**EXERCISE INSTRUCTIONS**: Leave out the pictures and copy everything else in the entries exactly.

---*---

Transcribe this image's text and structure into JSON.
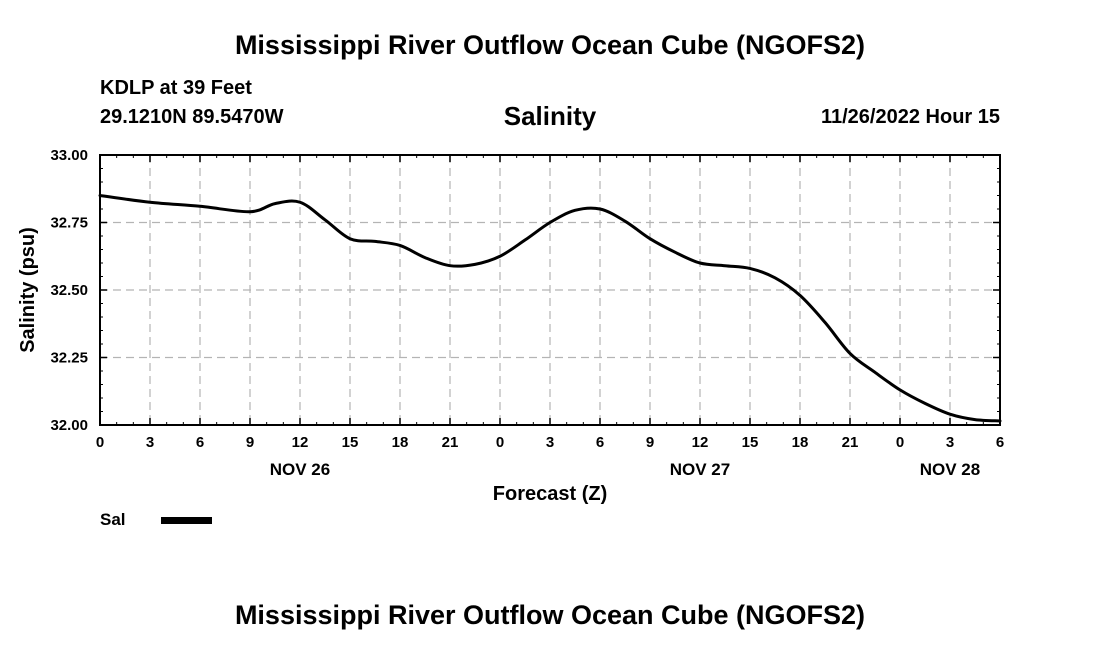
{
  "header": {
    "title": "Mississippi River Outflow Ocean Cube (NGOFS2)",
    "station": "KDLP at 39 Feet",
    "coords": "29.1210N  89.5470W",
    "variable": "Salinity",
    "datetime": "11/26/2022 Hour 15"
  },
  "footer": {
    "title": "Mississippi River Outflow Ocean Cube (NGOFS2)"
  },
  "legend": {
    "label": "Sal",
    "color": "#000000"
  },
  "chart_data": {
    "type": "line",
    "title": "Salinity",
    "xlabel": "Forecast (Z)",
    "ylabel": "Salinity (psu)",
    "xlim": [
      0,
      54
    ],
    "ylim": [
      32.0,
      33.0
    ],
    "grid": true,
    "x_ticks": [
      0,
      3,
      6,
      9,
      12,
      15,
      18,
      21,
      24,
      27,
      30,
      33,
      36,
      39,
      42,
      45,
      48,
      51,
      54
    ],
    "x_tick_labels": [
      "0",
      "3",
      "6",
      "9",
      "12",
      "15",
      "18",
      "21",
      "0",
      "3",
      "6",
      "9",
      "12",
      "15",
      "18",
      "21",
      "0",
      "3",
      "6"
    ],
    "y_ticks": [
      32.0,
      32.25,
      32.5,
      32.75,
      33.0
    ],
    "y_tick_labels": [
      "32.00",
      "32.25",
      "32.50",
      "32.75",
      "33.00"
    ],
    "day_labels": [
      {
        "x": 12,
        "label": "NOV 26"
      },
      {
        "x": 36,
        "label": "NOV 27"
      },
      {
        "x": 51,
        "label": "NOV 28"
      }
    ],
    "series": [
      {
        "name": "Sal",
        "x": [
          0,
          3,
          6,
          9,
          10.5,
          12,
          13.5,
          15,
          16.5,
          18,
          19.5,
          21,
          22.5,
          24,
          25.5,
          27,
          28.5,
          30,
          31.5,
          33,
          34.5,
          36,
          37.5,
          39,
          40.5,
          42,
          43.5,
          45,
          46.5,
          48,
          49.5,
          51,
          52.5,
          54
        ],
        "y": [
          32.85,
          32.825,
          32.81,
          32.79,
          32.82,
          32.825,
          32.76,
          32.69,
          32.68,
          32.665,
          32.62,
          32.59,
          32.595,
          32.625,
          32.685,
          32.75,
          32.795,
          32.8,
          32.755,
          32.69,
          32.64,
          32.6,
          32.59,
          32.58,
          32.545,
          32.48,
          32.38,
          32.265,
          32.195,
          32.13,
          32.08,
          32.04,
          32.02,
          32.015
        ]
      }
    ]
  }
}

---*---

**ANSWER BELOW**:
Transcribe this image's text and structure into JSON.
{
  "header": {
    "title": "Mississippi River Outflow Ocean Cube (NGOFS2)",
    "station": "KDLP at 39 Feet",
    "coords": "29.1210N  89.5470W",
    "variable": "Salinity",
    "datetime": "11/26/2022 Hour 15"
  },
  "footer": {
    "title": "Mississippi River Outflow Ocean Cube (NGOFS2)"
  },
  "legend": {
    "label": "Sal",
    "color": "#000000"
  },
  "chart_data": {
    "type": "line",
    "title": "Salinity",
    "xlabel": "Forecast (Z)",
    "ylabel": "Salinity (psu)",
    "xlim": [
      0,
      54
    ],
    "ylim": [
      32.0,
      33.0
    ],
    "grid": true,
    "x_ticks": [
      0,
      3,
      6,
      9,
      12,
      15,
      18,
      21,
      24,
      27,
      30,
      33,
      36,
      39,
      42,
      45,
      48,
      51,
      54
    ],
    "x_tick_labels": [
      "0",
      "3",
      "6",
      "9",
      "12",
      "15",
      "18",
      "21",
      "0",
      "3",
      "6",
      "9",
      "12",
      "15",
      "18",
      "21",
      "0",
      "3",
      "6"
    ],
    "y_ticks": [
      32.0,
      32.25,
      32.5,
      32.75,
      33.0
    ],
    "y_tick_labels": [
      "32.00",
      "32.25",
      "32.50",
      "32.75",
      "33.00"
    ],
    "day_labels": [
      {
        "x": 12,
        "label": "NOV 26"
      },
      {
        "x": 36,
        "label": "NOV 27"
      },
      {
        "x": 51,
        "label": "NOV 28"
      }
    ],
    "series": [
      {
        "name": "Sal",
        "x": [
          0,
          3,
          6,
          9,
          10.5,
          12,
          13.5,
          15,
          16.5,
          18,
          19.5,
          21,
          22.5,
          24,
          25.5,
          27,
          28.5,
          30,
          31.5,
          33,
          34.5,
          36,
          37.5,
          39,
          40.5,
          42,
          43.5,
          45,
          46.5,
          48,
          49.5,
          51,
          52.5,
          54
        ],
        "y": [
          32.85,
          32.825,
          32.81,
          32.79,
          32.82,
          32.825,
          32.76,
          32.69,
          32.68,
          32.665,
          32.62,
          32.59,
          32.595,
          32.625,
          32.685,
          32.75,
          32.795,
          32.8,
          32.755,
          32.69,
          32.64,
          32.6,
          32.59,
          32.58,
          32.545,
          32.48,
          32.38,
          32.265,
          32.195,
          32.13,
          32.08,
          32.04,
          32.02,
          32.015
        ]
      }
    ]
  }
}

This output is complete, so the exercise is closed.